• **WORK TO COMPLETE**: Give every entry again, word for word.

+++

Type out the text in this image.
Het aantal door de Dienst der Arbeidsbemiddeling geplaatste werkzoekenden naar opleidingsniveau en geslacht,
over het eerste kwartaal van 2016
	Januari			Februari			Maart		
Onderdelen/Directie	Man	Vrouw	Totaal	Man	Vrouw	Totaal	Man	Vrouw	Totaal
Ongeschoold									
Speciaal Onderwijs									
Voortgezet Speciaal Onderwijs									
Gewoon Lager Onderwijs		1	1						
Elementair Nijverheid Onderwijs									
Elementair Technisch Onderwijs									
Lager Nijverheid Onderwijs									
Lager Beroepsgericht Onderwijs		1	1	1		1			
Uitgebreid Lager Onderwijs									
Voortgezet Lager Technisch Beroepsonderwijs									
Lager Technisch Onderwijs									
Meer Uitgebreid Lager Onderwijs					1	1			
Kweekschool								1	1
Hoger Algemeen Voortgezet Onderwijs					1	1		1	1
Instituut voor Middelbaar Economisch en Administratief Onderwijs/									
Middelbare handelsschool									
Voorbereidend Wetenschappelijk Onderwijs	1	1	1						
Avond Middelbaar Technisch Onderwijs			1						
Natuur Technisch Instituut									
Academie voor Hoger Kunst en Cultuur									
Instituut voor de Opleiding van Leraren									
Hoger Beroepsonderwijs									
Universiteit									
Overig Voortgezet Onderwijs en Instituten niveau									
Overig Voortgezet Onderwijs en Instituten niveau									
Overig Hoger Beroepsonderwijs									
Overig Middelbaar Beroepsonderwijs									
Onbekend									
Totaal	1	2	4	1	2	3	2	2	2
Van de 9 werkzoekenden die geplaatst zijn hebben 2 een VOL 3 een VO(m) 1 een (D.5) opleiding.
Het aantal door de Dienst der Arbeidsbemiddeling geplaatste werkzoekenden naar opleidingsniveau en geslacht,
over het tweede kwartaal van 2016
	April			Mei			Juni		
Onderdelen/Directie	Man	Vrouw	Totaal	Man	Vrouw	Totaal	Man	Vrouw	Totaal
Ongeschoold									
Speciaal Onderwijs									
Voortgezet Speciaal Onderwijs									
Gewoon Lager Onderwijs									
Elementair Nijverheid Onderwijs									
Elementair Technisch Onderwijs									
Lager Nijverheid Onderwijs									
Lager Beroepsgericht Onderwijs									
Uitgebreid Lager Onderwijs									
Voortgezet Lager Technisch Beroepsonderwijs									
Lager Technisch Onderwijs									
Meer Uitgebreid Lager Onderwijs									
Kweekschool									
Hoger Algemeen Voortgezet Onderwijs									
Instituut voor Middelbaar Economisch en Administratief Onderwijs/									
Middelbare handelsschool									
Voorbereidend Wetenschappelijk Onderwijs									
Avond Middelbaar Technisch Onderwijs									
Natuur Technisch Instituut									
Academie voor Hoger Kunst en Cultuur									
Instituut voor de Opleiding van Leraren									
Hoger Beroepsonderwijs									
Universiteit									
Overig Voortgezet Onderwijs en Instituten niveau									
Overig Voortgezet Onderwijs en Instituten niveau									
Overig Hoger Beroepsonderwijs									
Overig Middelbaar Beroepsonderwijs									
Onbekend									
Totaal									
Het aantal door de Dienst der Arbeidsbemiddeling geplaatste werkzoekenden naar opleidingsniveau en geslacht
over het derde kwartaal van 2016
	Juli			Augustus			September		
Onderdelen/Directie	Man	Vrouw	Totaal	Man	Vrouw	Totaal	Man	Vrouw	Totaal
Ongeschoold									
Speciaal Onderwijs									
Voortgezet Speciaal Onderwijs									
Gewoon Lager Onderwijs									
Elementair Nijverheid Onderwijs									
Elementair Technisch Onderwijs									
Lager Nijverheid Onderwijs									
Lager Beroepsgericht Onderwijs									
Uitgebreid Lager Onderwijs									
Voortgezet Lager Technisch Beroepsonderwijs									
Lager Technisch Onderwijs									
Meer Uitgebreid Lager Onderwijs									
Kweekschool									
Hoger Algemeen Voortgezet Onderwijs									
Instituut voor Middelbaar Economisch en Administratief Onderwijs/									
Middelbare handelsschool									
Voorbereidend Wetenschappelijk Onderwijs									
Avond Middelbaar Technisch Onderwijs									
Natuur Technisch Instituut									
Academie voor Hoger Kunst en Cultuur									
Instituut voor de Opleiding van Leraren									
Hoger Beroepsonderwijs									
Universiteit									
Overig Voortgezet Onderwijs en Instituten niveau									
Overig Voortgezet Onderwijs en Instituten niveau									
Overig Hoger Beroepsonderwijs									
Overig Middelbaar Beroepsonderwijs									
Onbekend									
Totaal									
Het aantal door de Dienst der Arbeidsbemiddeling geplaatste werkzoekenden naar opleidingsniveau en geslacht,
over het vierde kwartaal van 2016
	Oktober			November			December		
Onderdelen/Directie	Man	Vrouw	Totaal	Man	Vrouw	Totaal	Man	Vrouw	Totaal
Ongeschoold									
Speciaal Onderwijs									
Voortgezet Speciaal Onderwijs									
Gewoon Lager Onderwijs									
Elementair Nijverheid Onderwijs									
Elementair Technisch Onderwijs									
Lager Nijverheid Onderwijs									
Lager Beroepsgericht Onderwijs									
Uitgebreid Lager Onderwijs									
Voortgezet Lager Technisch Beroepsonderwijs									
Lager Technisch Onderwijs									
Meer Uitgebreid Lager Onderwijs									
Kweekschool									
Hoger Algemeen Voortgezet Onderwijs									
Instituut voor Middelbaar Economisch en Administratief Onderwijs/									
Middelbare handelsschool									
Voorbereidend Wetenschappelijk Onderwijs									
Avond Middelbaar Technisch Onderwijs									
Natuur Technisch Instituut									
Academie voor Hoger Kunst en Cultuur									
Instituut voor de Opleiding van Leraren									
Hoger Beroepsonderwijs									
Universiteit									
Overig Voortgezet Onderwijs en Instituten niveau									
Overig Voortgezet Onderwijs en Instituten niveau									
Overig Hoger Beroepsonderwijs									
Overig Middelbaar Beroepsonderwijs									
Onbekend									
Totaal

+++

• **SOLUTION TO THE PROBLEM**:
Type out the text in this image.
Het aantal door de Dienst der Arbeidsbemiddeling geplaatste werkzoekenden naar opleidingsniveau en geslacht,
over het eerste kwartaal van 2016
	Januari			Februari			Maart		
Onderdelen/Directie	Man	Vrouw	Totaal	Man	Vrouw	Totaal	Man	Vrouw	Totaal
Ongeschoold									
Speciaal Onderwijs									
Voortgezet Speciaal Onderwijs									
Gewoon Lager Onderwijs		1	1						
Elementair Nijverheid Onderwijs									
Elementair Technisch Onderwijs									
Lager Nijverheid Onderwijs									
Lager Beroepsgericht Onderwijs		1	1	1		1			
Uitgebreid Lager Onderwijs									
Voortgezet Lager Technisch Beroepsonderwijs									
Lager Technisch Onderwijs									
Meer Uitgebreid Lager Onderwijs					1	1			
Kweekschool								1	1
Hoger Algemeen Voortgezet Onderwijs					1	1		1	1
Instituut voor Middelbaar Economisch en Administratief Onderwijs/									
Middelbare handelsschool									
Voorbereidend Wetenschappelijk Onderwijs	1	1	1						
Avond Middelbaar Technisch Onderwijs			1						
Natuur Technisch Instituut									
Academie voor Hoger Kunst en Cultuur									
Instituut voor de Opleiding van Leraren									
Hoger Beroepsonderwijs									
Universiteit									
Overig Voortgezet Onderwijs en Instituten niveau									
Overig Voortgezet Onderwijs en Instituten niveau									
Overig Hoger Beroepsonderwijs									
Overig Middelbaar Beroepsonderwijs									
Onbekend									
Totaal	1	2	4	1	2	3	2	2	2
Van de 9 werkzoekenden die geplaatst zijn hebben 2 een VOL 3 een VO(m) 1 een (D.5) opleiding.
Het aantal door de Dienst der Arbeidsbemiddeling geplaatste werkzoekenden naar opleidingsniveau en geslacht,
over het tweede kwartaal van 2016
	April			Mei			Juni		
Onderdelen/Directie	Man	Vrouw	Totaal	Man	Vrouw	Totaal	Man	Vrouw	Totaal
Ongeschoold									
Speciaal Onderwijs									
Voortgezet Speciaal Onderwijs									
Gewoon Lager Onderwijs									
Elementair Nijverheid Onderwijs									
Elementair Technisch Onderwijs									
Lager Nijverheid Onderwijs									
Lager Beroepsgericht Onderwijs									
Uitgebreid Lager Onderwijs									
Voortgezet Lager Technisch Beroepsonderwijs									
Lager Technisch Onderwijs									
Meer Uitgebreid Lager Onderwijs									
Kweekschool									
Hoger Algemeen Voortgezet Onderwijs									
Instituut voor Middelbaar Economisch en Administratief Onderwijs/									
Middelbare handelsschool									
Voorbereidend Wetenschappelijk Onderwijs									
Avond Middelbaar Technisch Onderwijs									
Natuur Technisch Instituut									
Academie voor Hoger Kunst en Cultuur									
Instituut voor de Opleiding van Leraren									
Hoger Beroepsonderwijs									
Universiteit									
Overig Voortgezet Onderwijs en Instituten niveau									
Overig Voortgezet Onderwijs en Instituten niveau									
Overig Hoger Beroepsonderwijs									
Overig Middelbaar Beroepsonderwijs									
Onbekend									
Totaal									
Het aantal door de Dienst der Arbeidsbemiddeling geplaatste werkzoekenden naar opleidingsniveau en geslacht
over het derde kwartaal van 2016
	Juli			Augustus			September		
Onderdelen/Directie	Man	Vrouw	Totaal	Man	Vrouw	Totaal	Man	Vrouw	Totaal
Ongeschoold									
Speciaal Onderwijs									
Voortgezet Speciaal Onderwijs									
Gewoon Lager Onderwijs									
Elementair Nijverheid Onderwijs									
Elementair Technisch Onderwijs									
Lager Nijverheid Onderwijs									
Lager Beroepsgericht Onderwijs									
Uitgebreid Lager Onderwijs									
Voortgezet Lager Technisch Beroepsonderwijs									
Lager Technisch Onderwijs									
Meer Uitgebreid Lager Onderwijs									
Kweekschool									
Hoger Algemeen Voortgezet Onderwijs									
Instituut voor Middelbaar Economisch en Administratief Onderwijs/									
Middelbare handelsschool									
Voorbereidend Wetenschappelijk Onderwijs									
Avond Middelbaar Technisch Onderwijs									
Natuur Technisch Instituut									
Academie voor Hoger Kunst en Cultuur									
Instituut voor de Opleiding van Leraren									
Hoger Beroepsonderwijs									
Universiteit									
Overig Voortgezet Onderwijs en Instituten niveau									
Overig Voortgezet Onderwijs en Instituten niveau									
Overig Hoger Beroepsonderwijs									
Overig Middelbaar Beroepsonderwijs									
Onbekend									
Totaal									
Het aantal door de Dienst der Arbeidsbemiddeling geplaatste werkzoekenden naar opleidingsniveau en geslacht,
over het vierde kwartaal van 2016
	Oktober			November			December		
Onderdelen/Directie	Man	Vrouw	Totaal	Man	Vrouw	Totaal	Man	Vrouw	Totaal
Ongeschoold									
Speciaal Onderwijs									
Voortgezet Speciaal Onderwijs									
Gewoon Lager Onderwijs									
Elementair Nijverheid Onderwijs									
Elementair Technisch Onderwijs									
Lager Nijverheid Onderwijs									
Lager Beroepsgericht Onderwijs									
Uitgebreid Lager Onderwijs									
Voortgezet Lager Technisch Beroepsonderwijs									
Lager Technisch Onderwijs									
Meer Uitgebreid Lager Onderwijs									
Kweekschool									
Hoger Algemeen Voortgezet Onderwijs									
Instituut voor Middelbaar Economisch en Administratief Onderwijs/									
Middelbare handelsschool									
Voorbereidend Wetenschappelijk Onderwijs									
Avond Middelbaar Technisch Onderwijs									
Natuur Technisch Instituut									
Academie voor Hoger Kunst en Cultuur									
Instituut voor de Opleiding van Leraren									
Hoger Beroepsonderwijs									
Universiteit									
Overig Voortgezet Onderwijs en Instituten niveau									
Overig Voortgezet Onderwijs en Instituten niveau									
Overig Hoger Beroepsonderwijs									
Overig Middelbaar Beroepsonderwijs									
Onbekend									
Totaal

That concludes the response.